§ **REQUIREMENT**: Find every line with the string "this" in it, count them, and reply with that count only.

= = =

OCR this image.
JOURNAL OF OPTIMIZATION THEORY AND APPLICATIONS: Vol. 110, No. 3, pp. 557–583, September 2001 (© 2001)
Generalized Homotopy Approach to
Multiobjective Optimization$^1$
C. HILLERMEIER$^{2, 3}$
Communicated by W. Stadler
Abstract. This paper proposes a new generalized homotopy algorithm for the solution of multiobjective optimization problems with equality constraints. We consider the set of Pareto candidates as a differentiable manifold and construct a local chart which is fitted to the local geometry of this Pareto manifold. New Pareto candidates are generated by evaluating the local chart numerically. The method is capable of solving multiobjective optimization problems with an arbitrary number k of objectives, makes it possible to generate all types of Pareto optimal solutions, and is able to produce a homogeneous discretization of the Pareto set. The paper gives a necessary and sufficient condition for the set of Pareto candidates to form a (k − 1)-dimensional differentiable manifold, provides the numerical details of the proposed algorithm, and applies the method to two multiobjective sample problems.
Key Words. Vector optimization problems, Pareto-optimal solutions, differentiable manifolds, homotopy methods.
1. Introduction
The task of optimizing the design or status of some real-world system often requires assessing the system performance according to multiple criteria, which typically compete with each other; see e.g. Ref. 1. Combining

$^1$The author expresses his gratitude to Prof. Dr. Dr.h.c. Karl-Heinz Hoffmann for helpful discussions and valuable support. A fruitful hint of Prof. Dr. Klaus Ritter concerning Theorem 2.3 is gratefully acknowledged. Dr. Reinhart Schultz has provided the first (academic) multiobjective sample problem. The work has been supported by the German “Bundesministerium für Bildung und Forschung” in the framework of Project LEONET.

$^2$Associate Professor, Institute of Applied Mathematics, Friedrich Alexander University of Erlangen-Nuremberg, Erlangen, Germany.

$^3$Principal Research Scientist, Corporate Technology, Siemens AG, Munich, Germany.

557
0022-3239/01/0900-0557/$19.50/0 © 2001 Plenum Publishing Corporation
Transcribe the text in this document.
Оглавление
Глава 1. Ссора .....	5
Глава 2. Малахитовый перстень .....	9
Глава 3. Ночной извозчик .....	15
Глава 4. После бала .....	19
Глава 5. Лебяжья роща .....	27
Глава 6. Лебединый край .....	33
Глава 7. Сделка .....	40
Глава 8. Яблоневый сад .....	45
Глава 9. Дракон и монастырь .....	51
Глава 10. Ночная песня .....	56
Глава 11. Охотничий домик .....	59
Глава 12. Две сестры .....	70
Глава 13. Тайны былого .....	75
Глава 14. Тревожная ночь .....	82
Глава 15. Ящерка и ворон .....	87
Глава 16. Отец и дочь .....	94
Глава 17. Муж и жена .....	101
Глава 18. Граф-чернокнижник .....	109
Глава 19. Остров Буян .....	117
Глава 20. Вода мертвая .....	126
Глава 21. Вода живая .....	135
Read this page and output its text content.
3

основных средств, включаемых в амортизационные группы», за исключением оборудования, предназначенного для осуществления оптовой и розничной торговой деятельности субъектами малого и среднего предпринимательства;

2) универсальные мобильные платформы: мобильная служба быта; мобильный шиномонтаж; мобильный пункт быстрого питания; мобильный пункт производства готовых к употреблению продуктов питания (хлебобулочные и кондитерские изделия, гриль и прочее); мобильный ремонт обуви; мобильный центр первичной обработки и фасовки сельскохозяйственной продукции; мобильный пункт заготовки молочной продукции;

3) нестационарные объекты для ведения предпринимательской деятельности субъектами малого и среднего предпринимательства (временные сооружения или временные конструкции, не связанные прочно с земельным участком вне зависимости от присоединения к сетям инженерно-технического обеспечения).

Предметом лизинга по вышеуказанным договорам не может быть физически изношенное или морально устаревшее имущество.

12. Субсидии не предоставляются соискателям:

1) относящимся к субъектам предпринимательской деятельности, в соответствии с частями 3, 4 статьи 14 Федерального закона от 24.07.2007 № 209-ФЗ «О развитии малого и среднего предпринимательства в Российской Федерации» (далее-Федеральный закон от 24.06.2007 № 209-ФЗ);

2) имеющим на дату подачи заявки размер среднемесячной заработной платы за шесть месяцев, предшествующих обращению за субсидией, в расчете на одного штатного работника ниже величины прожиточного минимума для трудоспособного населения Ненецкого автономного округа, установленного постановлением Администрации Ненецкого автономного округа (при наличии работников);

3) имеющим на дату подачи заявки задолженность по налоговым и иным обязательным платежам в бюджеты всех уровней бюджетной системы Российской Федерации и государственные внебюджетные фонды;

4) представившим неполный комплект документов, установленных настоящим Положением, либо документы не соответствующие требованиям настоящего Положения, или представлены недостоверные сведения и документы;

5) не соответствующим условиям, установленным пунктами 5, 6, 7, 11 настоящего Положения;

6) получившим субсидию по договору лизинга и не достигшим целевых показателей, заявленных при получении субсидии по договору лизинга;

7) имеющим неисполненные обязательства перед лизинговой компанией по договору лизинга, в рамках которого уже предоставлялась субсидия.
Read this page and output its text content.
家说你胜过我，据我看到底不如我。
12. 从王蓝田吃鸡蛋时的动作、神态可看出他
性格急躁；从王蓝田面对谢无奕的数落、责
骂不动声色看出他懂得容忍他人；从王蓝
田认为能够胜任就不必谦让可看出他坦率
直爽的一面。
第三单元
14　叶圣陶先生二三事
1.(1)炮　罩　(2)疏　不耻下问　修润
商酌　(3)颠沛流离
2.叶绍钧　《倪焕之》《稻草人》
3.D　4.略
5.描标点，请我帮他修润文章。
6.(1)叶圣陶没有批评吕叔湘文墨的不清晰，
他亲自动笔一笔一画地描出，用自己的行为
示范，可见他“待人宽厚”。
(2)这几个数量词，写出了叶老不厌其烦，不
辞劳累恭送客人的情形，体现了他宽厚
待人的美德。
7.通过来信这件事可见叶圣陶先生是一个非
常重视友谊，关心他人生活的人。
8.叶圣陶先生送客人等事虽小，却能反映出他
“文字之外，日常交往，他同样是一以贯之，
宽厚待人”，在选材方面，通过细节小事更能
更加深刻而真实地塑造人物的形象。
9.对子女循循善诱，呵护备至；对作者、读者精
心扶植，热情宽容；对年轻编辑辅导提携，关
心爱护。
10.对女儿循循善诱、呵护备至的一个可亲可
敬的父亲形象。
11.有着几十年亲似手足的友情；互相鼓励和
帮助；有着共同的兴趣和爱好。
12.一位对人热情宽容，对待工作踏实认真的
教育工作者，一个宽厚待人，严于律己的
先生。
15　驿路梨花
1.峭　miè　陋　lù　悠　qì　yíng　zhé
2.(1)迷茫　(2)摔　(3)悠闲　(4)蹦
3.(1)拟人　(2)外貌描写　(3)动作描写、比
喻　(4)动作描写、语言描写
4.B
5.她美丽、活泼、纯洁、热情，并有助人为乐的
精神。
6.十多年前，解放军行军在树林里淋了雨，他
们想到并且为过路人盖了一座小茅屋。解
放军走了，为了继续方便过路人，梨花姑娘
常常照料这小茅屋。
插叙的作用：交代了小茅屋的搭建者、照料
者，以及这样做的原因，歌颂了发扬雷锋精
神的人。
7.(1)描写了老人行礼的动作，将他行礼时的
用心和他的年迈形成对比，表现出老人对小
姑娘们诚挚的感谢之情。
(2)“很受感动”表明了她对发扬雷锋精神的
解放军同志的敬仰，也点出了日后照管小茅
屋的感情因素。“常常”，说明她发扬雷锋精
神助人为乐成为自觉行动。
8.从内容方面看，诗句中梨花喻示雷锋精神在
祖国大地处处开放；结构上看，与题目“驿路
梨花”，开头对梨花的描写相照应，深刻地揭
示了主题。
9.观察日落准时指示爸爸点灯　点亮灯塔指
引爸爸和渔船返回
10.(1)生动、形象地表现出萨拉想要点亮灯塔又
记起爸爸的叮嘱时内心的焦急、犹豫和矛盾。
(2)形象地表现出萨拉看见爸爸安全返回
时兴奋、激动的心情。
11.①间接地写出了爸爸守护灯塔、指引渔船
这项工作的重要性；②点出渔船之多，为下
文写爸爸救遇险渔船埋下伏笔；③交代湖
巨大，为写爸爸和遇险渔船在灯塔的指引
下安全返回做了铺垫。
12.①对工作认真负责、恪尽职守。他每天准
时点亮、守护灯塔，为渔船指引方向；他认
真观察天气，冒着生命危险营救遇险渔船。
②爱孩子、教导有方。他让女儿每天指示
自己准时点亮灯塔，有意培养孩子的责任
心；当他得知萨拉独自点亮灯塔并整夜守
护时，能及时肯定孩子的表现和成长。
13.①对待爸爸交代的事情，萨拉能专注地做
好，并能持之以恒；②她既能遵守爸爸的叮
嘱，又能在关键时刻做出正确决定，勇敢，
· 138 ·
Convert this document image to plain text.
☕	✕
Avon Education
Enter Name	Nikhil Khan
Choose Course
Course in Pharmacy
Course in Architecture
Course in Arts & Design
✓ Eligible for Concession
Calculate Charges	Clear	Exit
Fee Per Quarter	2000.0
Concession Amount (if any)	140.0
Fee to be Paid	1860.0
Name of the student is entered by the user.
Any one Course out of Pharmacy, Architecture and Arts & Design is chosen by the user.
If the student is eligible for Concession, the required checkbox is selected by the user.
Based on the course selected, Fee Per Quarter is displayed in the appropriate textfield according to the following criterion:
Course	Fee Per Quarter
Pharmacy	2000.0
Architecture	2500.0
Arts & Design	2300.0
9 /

= = =

§ **TASK RESPONSE**: 6